▶ **TASK STATEMENT**
Return, word for word, every line that follows.

▶ **DATA FOR THIS TASK**

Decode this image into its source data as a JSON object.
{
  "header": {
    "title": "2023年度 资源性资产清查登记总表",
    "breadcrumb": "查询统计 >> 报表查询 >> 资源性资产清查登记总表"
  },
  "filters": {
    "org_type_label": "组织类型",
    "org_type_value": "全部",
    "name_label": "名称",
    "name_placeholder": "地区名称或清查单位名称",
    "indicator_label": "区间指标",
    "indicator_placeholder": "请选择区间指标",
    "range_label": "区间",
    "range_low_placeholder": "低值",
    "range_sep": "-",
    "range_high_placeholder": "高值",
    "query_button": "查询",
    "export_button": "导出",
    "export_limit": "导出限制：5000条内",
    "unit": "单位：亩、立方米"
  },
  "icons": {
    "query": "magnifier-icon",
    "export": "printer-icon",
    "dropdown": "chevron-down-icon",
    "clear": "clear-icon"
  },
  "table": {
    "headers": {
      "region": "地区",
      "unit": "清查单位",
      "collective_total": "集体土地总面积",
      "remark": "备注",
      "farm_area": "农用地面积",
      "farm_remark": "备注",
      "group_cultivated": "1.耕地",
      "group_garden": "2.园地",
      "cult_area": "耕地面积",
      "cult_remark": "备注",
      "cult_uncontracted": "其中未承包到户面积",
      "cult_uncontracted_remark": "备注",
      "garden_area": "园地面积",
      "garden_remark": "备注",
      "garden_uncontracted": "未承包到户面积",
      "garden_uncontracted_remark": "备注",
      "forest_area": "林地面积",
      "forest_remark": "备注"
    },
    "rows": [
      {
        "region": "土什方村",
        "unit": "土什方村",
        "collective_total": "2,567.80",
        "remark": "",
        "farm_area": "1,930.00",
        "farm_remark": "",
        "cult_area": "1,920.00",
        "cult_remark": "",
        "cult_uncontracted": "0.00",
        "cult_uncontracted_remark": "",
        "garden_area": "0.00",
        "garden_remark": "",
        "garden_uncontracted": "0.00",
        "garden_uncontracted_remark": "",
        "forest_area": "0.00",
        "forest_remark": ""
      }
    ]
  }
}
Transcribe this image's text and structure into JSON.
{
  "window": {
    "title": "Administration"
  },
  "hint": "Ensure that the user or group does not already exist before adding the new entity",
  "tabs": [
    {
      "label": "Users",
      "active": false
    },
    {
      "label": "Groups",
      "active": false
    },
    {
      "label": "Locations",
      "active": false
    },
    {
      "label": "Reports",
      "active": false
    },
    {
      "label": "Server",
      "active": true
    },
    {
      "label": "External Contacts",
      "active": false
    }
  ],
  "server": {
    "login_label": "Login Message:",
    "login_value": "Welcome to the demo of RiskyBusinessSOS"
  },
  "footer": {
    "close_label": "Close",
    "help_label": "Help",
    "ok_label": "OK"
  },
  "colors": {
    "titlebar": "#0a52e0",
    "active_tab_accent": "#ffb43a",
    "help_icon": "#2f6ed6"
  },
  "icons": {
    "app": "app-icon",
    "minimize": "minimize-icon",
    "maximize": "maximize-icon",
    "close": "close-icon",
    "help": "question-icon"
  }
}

▶ **EXPECTED ANSWER**
Decode this image into its source data as a JSON object.
{
  "header": {
    "title": "2023年度 资源性资产清查登记总表",
    "breadcrumb": "查询统计 >> 报表查询 >> 资源性资产清查登记总表"
  },
  "filters": {
    "org_type_label": "组织类型",
    "org_type_value": "全部",
    "name_label": "名称",
    "name_placeholder": "地区名称或清查单位名称",
    "indicator_label": "区间指标",
    "indicator_placeholder": "请选择区间指标",
    "range_label": "区间",
    "range_low_placeholder": "低值",
    "range_sep": "-",
    "range_high_placeholder": "高值",
    "query_button": "查询",
    "export_button": "导出",
    "export_limit": "导出限制：5000条内",
    "unit": "单位：亩、立方米"
  },
  "icons": {
    "query": "magnifier-icon",
    "export": "printer-icon",
    "dropdown": "chevron-down-icon",
    "clear": "clear-icon"
  },
  "table": {
    "headers": {
      "region": "地区",
      "unit": "清查单位",
      "collective_total": "集体土地总面积",
      "remark": "备注",
      "farm_area": "农用地面积",
      "farm_remark": "备注",
      "group_cultivated": "1.耕地",
      "group_garden": "2.园地",
      "cult_area": "耕地面积",
      "cult_remark": "备注",
      "cult_uncontracted": "其中未承包到户面积",
      "cult_uncontracted_remark": "备注",
      "garden_area": "园地面积",
      "garden_remark": "备注",
      "garden_uncontracted": "未承包到户面积",
      "garden_uncontracted_remark": "备注",
      "forest_area": "林地面积",
      "forest_remark": "备注"
    },
    "rows": [
      {
        "region": "土什方村",
        "unit": "土什方村",
        "collective_total": "2,567.80",
        "remark": "",
        "farm_area": "1,930.00",
        "farm_remark": "",
        "cult_area": "1,920.00",
        "cult_remark": "",
        "cult_uncontracted": "0.00",
        "cult_uncontracted_remark": "",
        "garden_area": "0.00",
        "garden_remark": "",
        "garden_uncontracted": "0.00",
        "garden_uncontracted_remark": "",
        "forest_area": "0.00",
        "forest_remark": ""
      }
    ]
  }
}
Transcribe this image's text and structure into JSON.
{
  "window": {
    "title": "Administration"
  },
  "hint": "Ensure that the user or group does not already exist before adding the new entity",
  "tabs": [
    {
      "label": "Users",
      "active": false
    },
    {
      "label": "Groups",
      "active": false
    },
    {
      "label": "Locations",
      "active": false
    },
    {
      "label": "Reports",
      "active": false
    },
    {
      "label": "Server",
      "active": true
    },
    {
      "label": "External Contacts",
      "active": false
    }
  ],
  "server": {
    "login_label": "Login Message:",
    "login_value": "Welcome to the demo of RiskyBusinessSOS"
  },
  "footer": {
    "close_label": "Close",
    "help_label": "Help",
    "ok_label": "OK"
  },
  "colors": {
    "titlebar": "#0a52e0",
    "active_tab_accent": "#ffb43a",
    "help_icon": "#2f6ed6"
  },
  "icons": {
    "app": "app-icon",
    "minimize": "minimize-icon",
    "maximize": "maximize-icon",
    "close": "close-icon",
    "help": "question-icon"
  }
}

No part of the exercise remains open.